SHORT TASK » Extract all lines containing "Vidéo".

[Stored data]
####
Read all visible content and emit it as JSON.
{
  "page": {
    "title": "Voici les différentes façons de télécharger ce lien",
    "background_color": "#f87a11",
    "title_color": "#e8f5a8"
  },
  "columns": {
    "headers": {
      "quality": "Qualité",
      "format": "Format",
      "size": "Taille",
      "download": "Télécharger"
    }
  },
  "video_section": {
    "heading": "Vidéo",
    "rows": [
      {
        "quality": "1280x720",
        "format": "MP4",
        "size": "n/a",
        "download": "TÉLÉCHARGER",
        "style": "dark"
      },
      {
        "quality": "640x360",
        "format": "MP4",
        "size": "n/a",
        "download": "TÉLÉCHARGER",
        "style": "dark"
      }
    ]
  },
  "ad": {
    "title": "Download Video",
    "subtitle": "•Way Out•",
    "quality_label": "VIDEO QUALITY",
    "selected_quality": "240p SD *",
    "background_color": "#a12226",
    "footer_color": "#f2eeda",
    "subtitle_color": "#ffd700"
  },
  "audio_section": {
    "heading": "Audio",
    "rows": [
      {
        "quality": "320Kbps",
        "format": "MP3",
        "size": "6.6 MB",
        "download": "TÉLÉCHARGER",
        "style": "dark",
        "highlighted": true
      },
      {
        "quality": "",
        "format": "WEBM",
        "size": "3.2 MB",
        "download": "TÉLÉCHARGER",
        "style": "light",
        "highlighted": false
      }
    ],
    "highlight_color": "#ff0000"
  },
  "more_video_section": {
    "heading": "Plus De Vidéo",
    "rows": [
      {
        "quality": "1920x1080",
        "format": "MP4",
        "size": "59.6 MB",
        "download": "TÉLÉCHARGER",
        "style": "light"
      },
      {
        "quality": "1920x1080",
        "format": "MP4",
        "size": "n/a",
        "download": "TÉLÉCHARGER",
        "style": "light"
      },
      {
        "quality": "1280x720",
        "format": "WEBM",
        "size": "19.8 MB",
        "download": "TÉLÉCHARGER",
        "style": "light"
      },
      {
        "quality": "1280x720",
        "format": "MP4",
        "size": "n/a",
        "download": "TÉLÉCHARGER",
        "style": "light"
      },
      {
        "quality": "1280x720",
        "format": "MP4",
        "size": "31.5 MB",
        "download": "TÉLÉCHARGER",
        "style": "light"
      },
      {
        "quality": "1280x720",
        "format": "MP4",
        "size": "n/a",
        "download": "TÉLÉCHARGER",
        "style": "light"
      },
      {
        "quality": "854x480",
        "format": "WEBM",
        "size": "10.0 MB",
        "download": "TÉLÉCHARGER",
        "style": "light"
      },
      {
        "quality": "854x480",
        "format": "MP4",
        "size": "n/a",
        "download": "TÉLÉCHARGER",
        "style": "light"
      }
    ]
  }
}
####
EXPECTED OUTPUT »
    "heading": "Vidéo",
    "heading": "Plus De Vidéo",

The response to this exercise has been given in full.